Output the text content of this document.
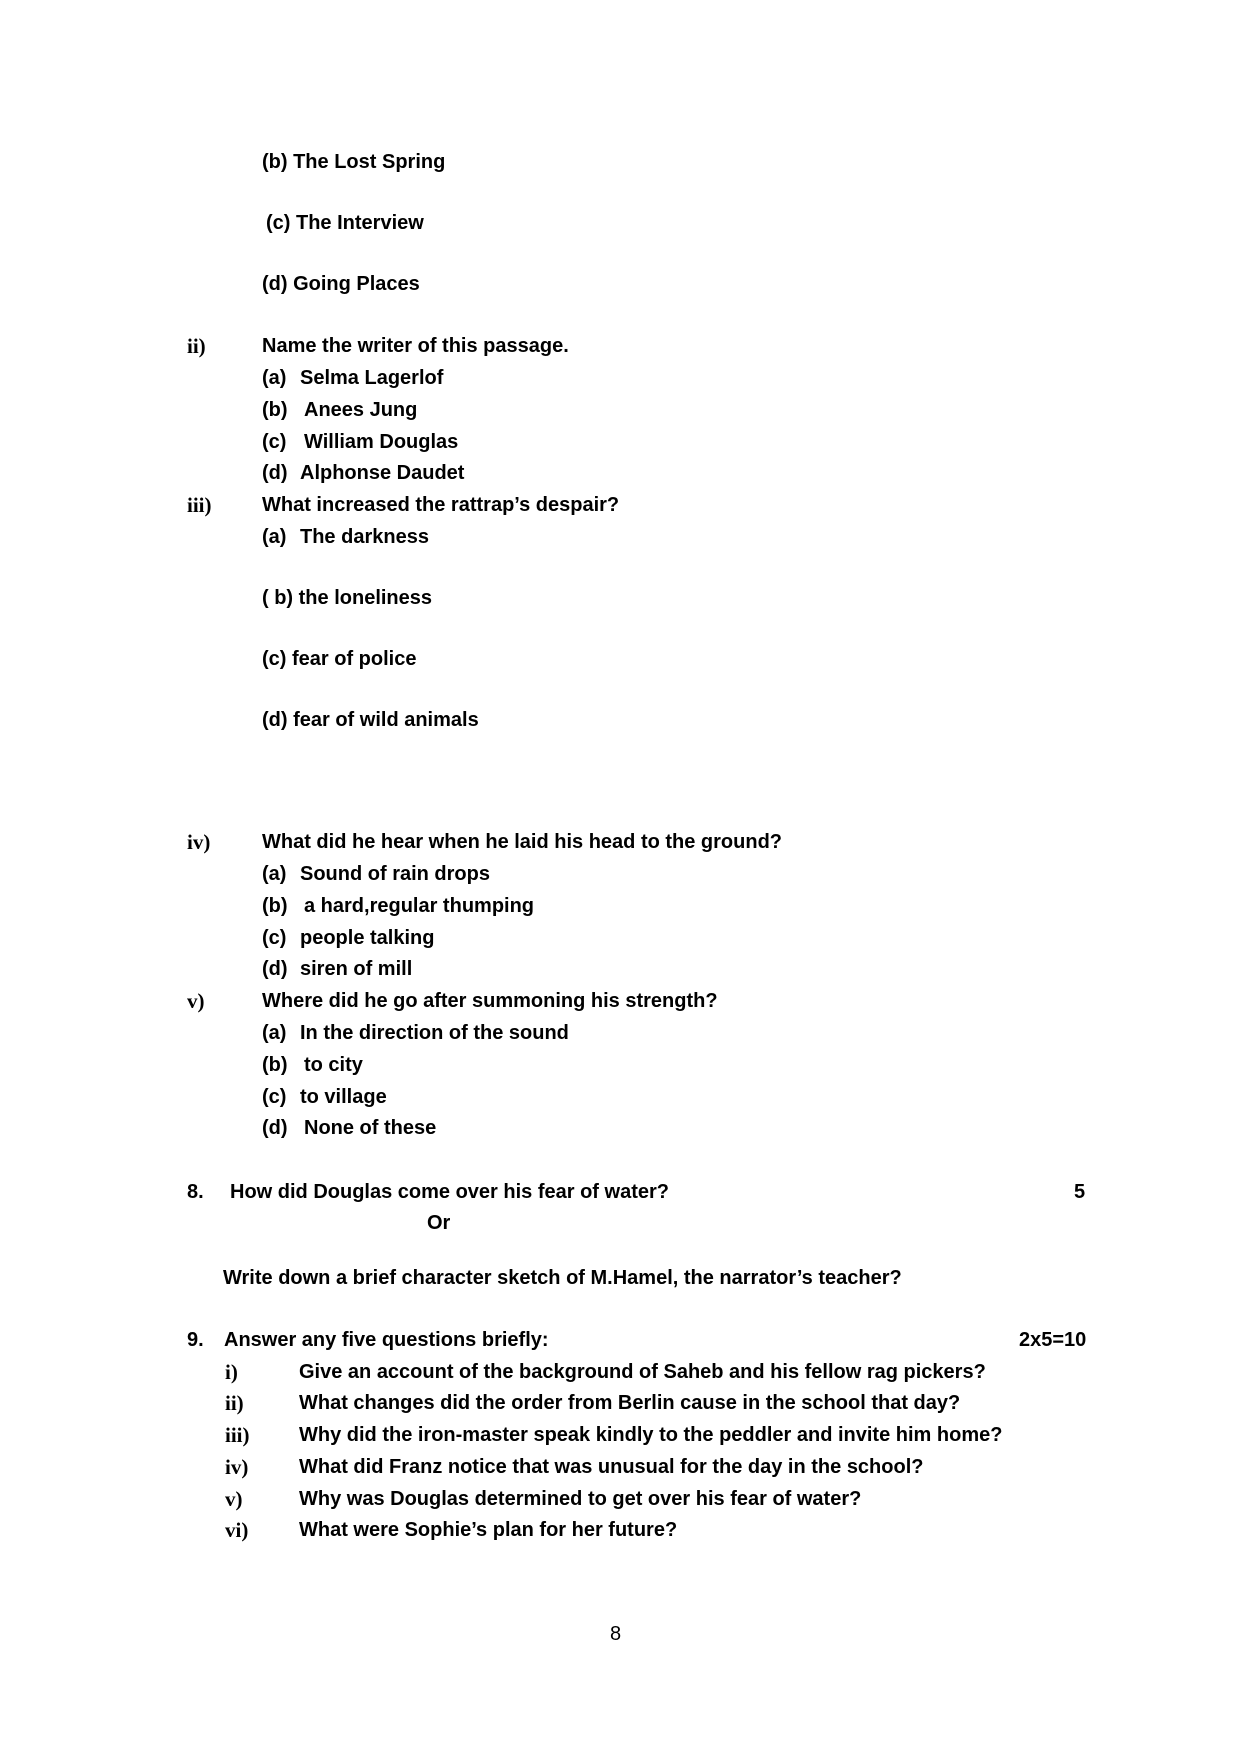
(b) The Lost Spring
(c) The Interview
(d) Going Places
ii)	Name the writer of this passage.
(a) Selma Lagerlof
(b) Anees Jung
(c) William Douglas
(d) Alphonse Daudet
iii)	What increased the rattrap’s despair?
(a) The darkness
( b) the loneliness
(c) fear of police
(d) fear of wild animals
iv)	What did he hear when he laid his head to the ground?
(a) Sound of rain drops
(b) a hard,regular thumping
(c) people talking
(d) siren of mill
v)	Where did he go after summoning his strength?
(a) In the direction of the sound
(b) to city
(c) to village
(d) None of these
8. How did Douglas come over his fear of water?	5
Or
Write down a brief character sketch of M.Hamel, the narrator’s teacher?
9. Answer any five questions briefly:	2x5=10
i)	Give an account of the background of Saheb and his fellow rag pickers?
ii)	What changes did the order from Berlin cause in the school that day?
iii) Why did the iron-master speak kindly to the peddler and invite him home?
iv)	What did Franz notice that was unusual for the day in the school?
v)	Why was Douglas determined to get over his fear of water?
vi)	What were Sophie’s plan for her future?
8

________

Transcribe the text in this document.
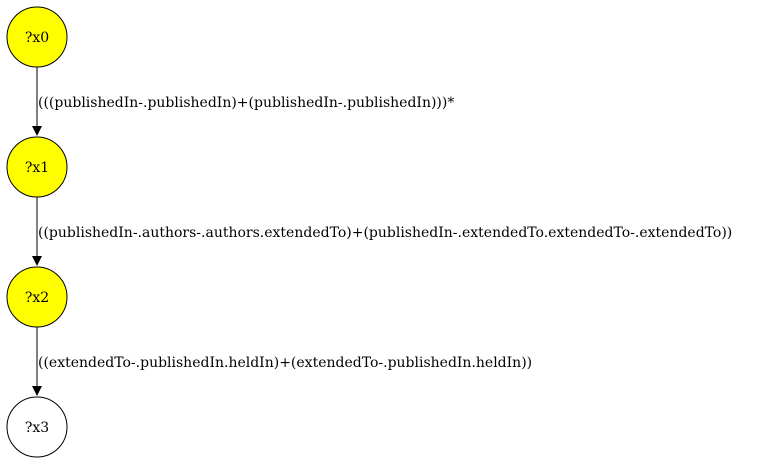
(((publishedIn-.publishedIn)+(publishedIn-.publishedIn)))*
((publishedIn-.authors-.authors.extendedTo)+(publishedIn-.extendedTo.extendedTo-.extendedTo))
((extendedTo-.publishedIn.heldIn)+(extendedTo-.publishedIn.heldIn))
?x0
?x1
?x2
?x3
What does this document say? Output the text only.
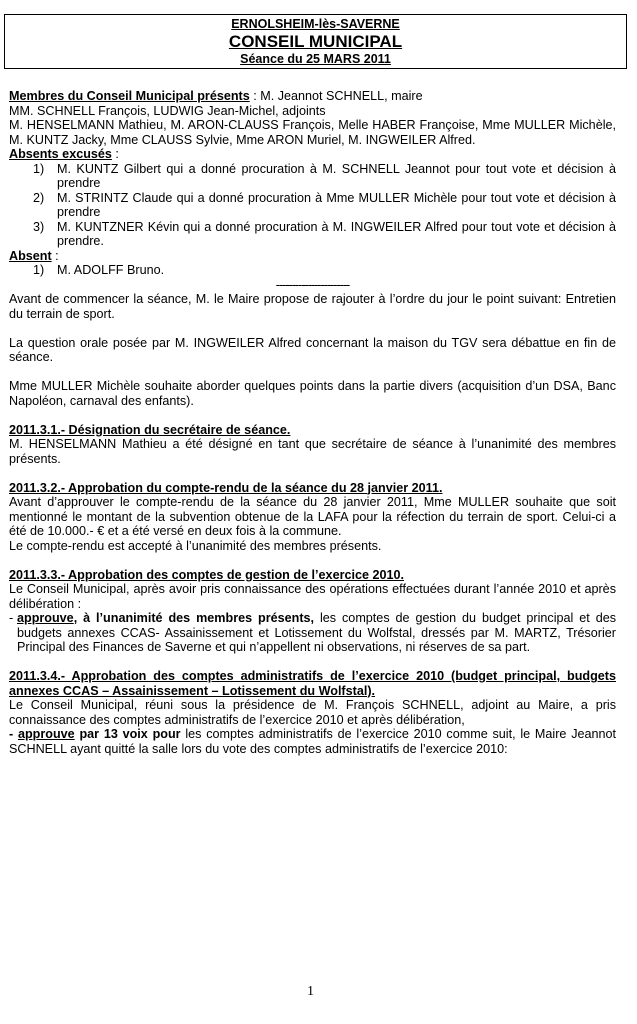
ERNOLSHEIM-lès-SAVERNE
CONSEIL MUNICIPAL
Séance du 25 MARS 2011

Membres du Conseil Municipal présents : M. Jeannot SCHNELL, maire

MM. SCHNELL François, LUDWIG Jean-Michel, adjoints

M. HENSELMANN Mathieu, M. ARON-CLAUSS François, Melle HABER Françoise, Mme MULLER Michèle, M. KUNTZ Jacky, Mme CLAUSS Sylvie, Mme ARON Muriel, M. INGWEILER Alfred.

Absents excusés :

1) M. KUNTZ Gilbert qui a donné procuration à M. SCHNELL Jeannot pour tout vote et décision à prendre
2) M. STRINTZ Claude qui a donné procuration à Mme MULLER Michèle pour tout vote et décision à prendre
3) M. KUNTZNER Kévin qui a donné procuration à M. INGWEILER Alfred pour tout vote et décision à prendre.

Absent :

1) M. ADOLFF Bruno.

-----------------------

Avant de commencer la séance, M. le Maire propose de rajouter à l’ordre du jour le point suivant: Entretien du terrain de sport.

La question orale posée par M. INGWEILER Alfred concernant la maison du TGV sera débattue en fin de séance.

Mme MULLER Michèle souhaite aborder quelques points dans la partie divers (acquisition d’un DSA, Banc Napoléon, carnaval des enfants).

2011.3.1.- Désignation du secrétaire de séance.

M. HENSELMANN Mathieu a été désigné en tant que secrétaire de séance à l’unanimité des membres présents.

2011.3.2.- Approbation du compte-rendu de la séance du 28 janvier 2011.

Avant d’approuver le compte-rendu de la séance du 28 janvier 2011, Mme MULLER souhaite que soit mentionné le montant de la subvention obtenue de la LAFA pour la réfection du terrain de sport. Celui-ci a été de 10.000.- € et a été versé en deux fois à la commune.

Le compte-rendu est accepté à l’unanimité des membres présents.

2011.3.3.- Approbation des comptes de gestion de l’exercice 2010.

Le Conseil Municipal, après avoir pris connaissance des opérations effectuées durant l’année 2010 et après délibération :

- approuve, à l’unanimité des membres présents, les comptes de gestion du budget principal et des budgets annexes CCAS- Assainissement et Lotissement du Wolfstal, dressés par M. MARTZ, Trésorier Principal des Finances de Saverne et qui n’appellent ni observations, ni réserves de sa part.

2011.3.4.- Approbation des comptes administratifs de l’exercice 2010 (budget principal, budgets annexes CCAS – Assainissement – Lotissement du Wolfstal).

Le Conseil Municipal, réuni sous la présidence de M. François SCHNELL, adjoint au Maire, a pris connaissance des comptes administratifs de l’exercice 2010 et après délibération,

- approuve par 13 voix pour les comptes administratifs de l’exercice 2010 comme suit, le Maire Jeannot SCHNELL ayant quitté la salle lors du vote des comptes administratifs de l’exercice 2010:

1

________

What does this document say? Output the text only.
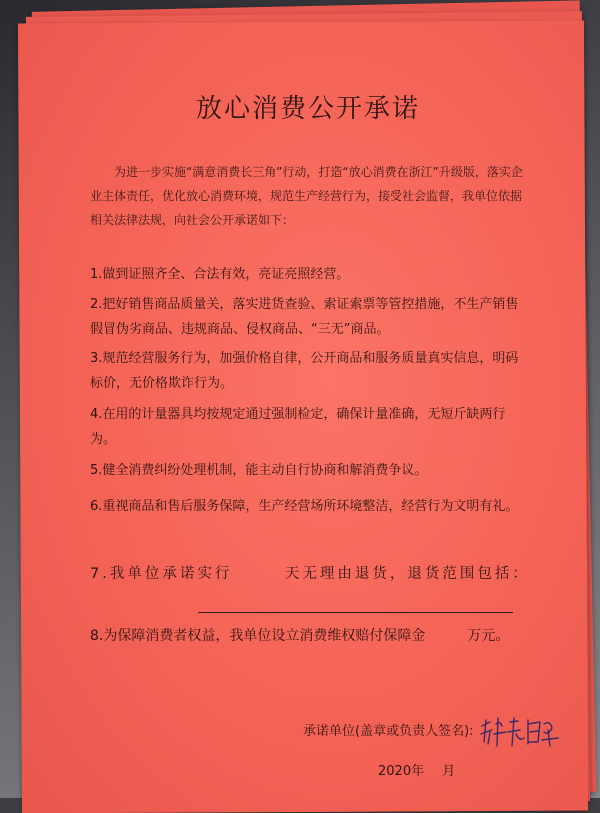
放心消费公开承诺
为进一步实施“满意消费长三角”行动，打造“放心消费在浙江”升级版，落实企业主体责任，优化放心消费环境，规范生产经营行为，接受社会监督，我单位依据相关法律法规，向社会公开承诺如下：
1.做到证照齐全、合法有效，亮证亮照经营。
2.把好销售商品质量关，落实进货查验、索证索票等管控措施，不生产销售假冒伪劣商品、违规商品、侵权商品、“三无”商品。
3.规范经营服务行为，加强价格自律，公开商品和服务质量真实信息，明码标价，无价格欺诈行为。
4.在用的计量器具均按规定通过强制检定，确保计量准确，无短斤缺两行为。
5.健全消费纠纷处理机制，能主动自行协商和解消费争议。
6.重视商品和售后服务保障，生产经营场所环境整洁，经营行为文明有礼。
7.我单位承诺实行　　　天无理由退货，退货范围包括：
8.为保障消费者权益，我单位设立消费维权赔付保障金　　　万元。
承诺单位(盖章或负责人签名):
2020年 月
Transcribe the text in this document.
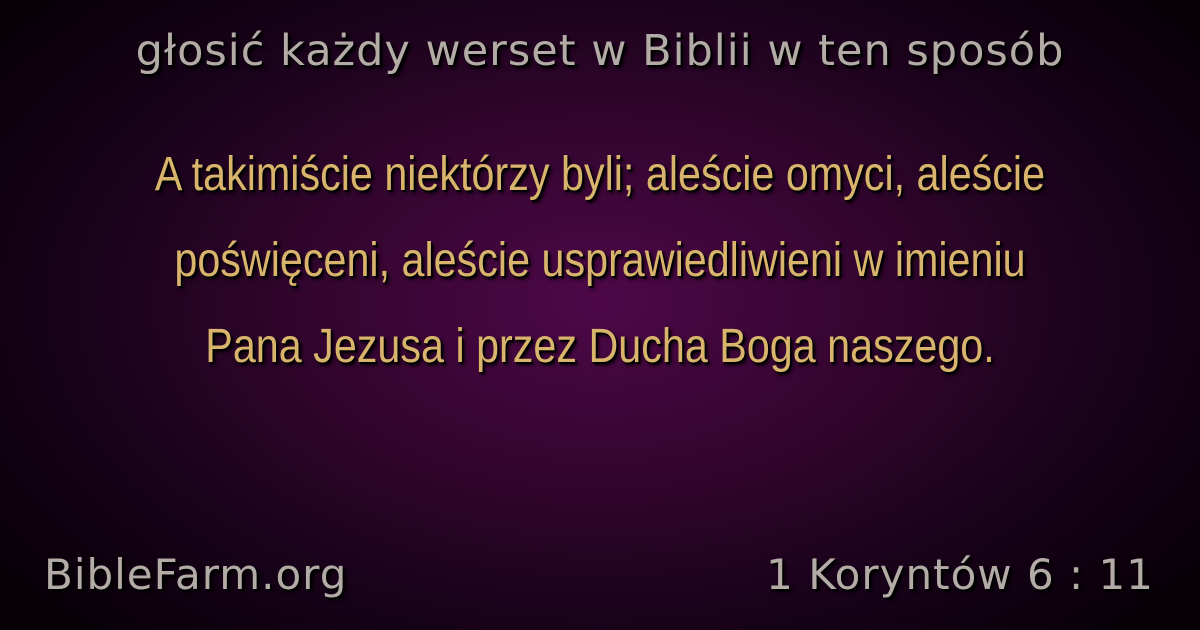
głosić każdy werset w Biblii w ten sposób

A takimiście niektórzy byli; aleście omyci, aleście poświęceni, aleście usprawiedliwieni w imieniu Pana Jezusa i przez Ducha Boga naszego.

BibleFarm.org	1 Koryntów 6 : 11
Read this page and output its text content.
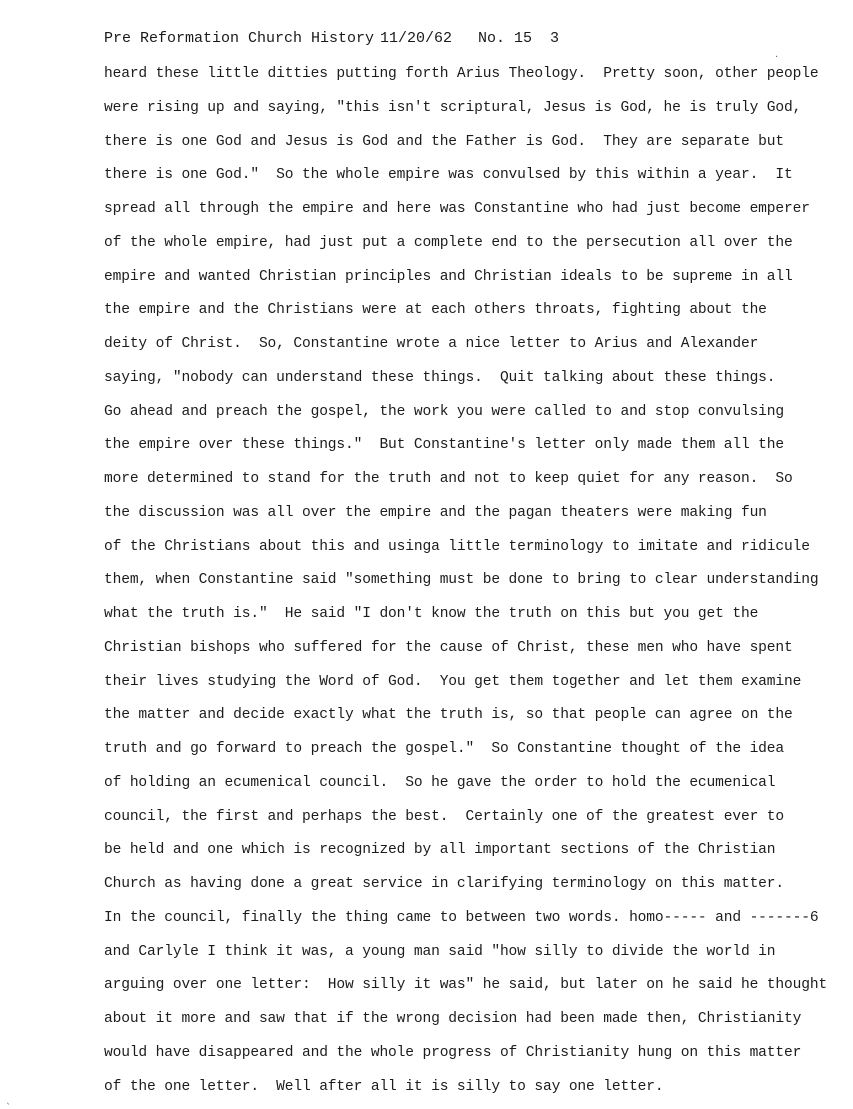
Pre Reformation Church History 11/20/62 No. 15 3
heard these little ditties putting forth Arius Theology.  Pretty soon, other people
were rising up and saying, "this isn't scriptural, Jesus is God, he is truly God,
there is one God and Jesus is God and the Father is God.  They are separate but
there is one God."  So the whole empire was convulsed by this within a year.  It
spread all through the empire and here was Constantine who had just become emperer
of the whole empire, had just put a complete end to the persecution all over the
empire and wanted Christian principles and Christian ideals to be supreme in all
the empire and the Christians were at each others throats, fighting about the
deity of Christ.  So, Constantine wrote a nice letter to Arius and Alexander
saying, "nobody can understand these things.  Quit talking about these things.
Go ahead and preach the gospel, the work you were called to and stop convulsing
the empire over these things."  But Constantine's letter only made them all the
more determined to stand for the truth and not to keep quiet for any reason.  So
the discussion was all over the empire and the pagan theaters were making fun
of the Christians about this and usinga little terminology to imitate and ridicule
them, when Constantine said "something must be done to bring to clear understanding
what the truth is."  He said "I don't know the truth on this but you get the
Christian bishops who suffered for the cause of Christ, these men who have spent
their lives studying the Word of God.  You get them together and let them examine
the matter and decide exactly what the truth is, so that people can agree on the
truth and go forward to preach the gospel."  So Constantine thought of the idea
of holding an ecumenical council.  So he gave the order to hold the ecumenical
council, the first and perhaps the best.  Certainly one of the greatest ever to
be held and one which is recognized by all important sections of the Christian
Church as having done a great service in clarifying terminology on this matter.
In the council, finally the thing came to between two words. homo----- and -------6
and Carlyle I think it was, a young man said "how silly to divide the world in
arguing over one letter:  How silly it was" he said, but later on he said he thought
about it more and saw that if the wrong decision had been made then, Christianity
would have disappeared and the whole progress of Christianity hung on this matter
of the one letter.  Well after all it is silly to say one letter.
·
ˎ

________

- YOUR INSTRUCTIONS: Search the listing for the word "Lotissement" and return each line that holds it.

- RIGHT ANSWER:
- approuve, à l’unanimité des membres présents, les comptes de gestion du budget principal et des budgets annexes CCAS- Assainissement et Lotissement du Wolfstal, dressés par M. MARTZ, Trésorier Principal des Finances de Saverne et qui n’appellent ni observations, ni réserves de sa part.
2011.3.4.- Approbation des comptes administratifs de l’exercice 2010 (budget principal, budgets annexes CCAS – Assainissement – Lotissement du Wolfstal).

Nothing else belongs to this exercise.